◆ **WORK INSTRUCTIONS**:
Where a line of the material contains the string "Социальное", copy that line.

━━━ DATA ━━━

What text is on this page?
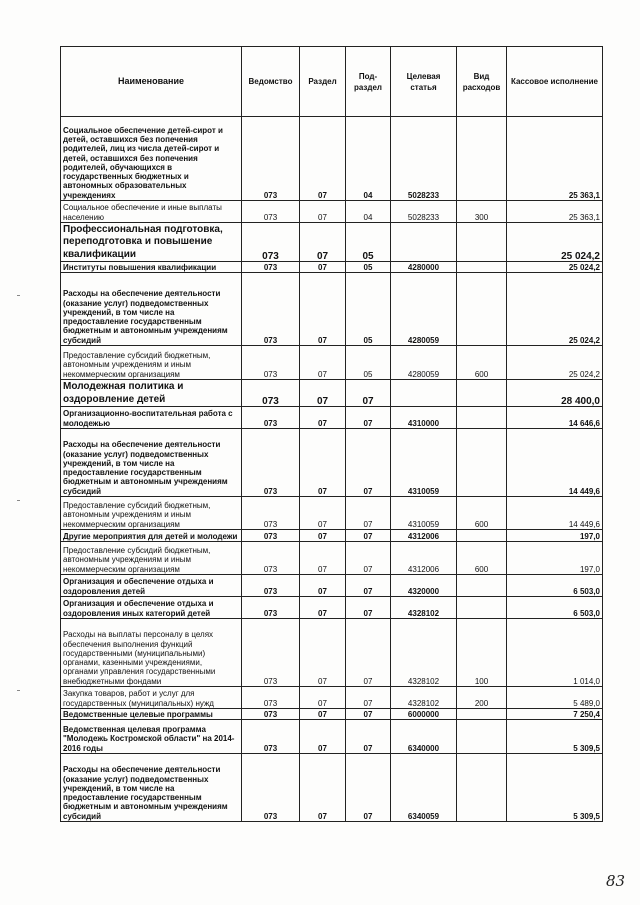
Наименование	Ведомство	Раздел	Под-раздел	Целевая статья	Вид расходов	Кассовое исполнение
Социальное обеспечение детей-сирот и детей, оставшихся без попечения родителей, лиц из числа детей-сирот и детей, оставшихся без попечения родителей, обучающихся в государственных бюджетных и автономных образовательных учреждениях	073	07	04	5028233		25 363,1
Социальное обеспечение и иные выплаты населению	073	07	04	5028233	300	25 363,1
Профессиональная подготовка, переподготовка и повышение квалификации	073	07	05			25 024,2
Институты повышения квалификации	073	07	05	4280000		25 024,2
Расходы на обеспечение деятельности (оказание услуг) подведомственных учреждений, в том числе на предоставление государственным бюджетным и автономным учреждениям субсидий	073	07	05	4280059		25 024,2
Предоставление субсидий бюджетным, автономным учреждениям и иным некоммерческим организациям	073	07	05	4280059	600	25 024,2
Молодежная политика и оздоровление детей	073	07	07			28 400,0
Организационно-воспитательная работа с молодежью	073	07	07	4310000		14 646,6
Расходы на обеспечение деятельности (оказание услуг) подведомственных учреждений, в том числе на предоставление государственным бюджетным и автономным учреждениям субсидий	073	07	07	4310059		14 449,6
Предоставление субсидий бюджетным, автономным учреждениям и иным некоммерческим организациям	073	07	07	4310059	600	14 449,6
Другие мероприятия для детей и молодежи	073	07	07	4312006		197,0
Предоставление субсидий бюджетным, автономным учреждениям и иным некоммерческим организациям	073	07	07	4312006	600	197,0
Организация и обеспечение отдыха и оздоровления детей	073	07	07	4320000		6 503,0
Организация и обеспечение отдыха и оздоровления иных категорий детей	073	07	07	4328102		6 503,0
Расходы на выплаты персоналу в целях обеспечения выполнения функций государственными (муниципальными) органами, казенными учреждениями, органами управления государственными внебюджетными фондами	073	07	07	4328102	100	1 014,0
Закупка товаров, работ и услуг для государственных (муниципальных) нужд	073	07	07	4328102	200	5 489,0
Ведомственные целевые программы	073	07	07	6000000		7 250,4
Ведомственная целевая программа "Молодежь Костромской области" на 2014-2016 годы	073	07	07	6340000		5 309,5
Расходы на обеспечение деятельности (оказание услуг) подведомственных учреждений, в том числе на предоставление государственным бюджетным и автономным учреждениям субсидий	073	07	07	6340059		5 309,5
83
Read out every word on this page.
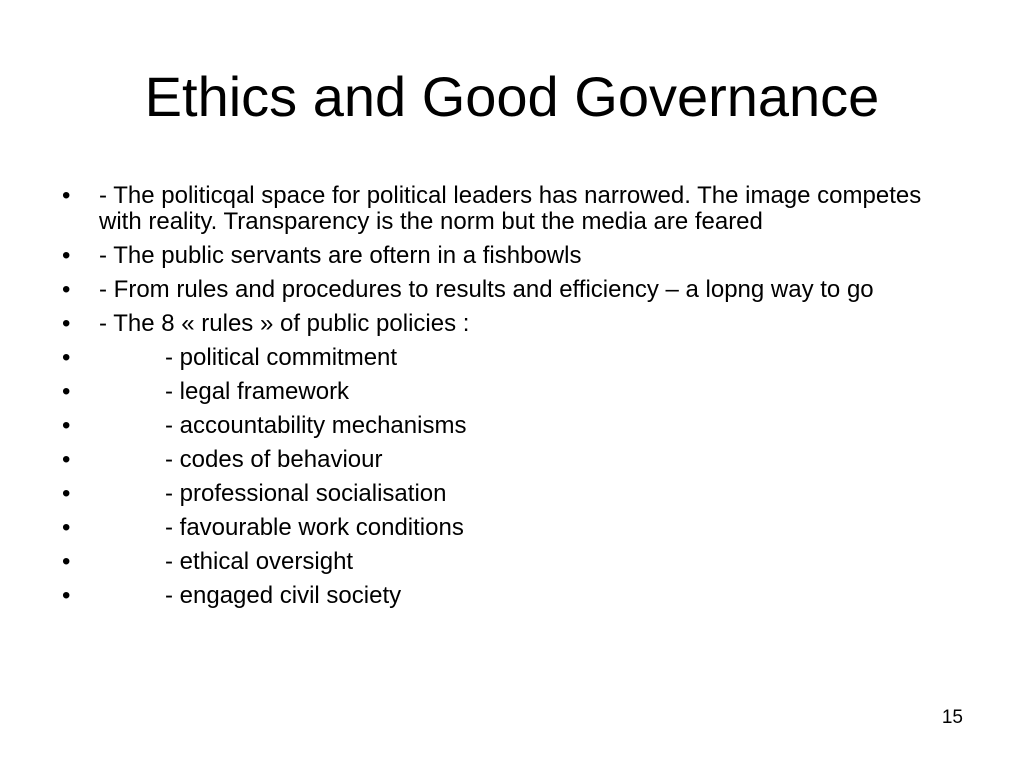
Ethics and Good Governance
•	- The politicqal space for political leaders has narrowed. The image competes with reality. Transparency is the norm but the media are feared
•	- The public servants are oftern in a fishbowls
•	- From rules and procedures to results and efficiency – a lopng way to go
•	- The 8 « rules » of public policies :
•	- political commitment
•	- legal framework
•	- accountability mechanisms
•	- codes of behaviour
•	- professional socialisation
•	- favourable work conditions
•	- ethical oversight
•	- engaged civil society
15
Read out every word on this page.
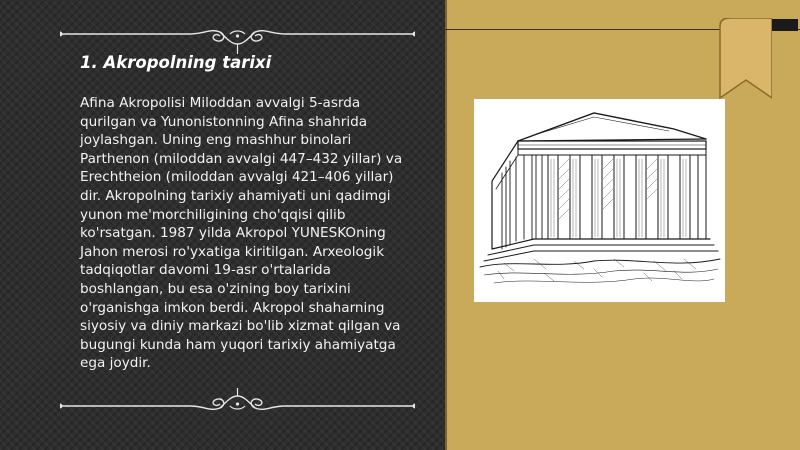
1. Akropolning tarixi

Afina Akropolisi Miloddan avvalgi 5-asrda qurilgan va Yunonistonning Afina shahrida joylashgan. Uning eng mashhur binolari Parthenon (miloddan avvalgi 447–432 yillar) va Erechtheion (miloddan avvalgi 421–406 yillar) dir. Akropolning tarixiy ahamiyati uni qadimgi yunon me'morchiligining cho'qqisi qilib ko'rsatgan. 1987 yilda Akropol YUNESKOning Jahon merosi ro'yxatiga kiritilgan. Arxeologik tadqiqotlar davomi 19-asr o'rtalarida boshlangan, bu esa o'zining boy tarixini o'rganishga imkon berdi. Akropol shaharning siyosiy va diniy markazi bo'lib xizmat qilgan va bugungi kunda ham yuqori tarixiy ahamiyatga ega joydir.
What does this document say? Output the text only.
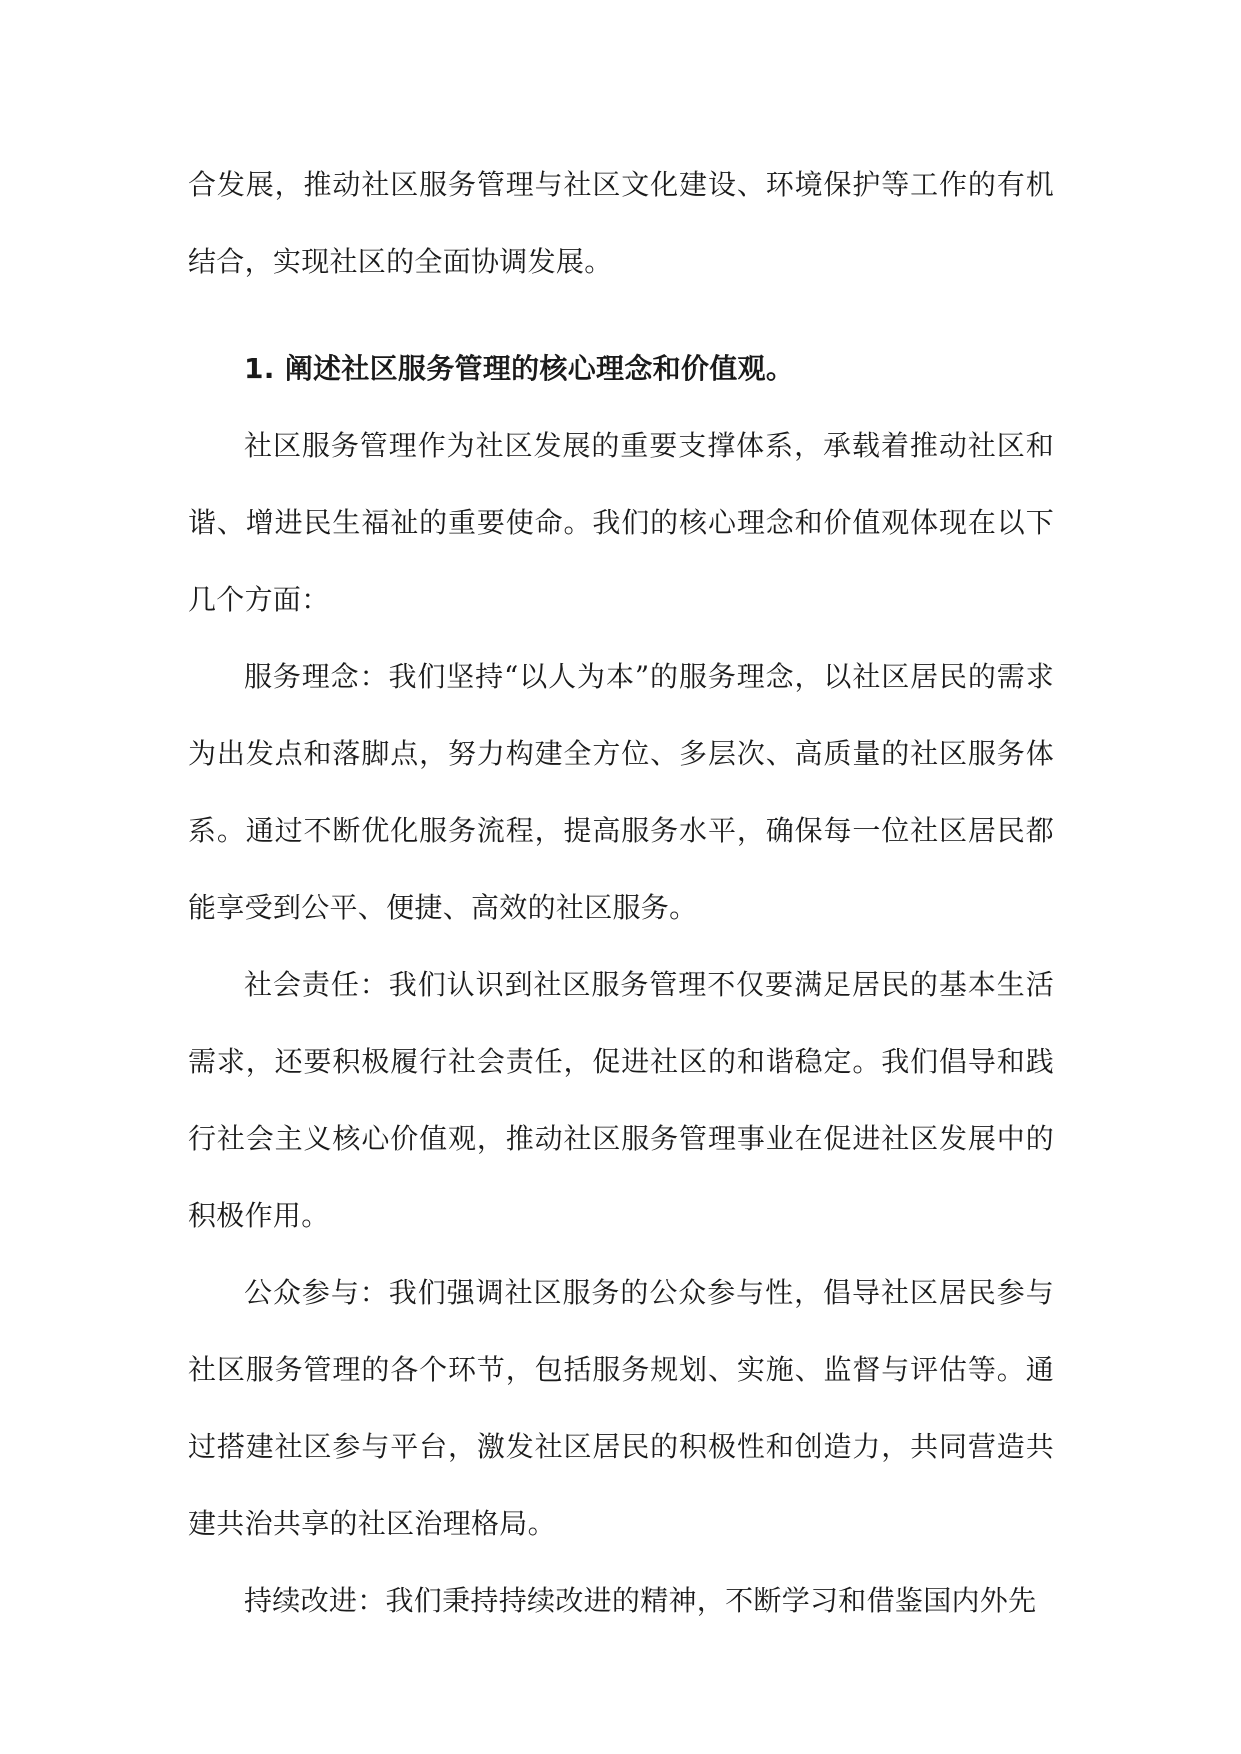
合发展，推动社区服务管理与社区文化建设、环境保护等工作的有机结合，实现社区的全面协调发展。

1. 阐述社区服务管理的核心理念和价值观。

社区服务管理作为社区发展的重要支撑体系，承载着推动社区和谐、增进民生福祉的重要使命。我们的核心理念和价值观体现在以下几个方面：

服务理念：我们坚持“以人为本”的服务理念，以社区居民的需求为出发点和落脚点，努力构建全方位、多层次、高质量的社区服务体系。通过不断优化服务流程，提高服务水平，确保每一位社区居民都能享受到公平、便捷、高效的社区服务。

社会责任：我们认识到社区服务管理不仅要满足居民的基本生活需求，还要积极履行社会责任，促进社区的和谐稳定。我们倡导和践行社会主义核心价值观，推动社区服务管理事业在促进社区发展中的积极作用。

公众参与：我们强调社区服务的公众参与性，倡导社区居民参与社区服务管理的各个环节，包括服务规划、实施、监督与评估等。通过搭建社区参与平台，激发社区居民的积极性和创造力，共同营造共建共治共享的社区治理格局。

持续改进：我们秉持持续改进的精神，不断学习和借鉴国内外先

━━━

◆ **COMPLETED TASK**:
Социальное обеспечение детей-сирот и детей, оставшихся без попечения родителей, лиц из числа детей-сирот и детей, оставшихся без попечения родителей, обучающихся в государственных бюджетных и автономных образовательных учреждениях	073	07	04	5028233		25 363,1
Социальное обеспечение и иные выплаты населению	073	07	04	5028233	300	25 363,1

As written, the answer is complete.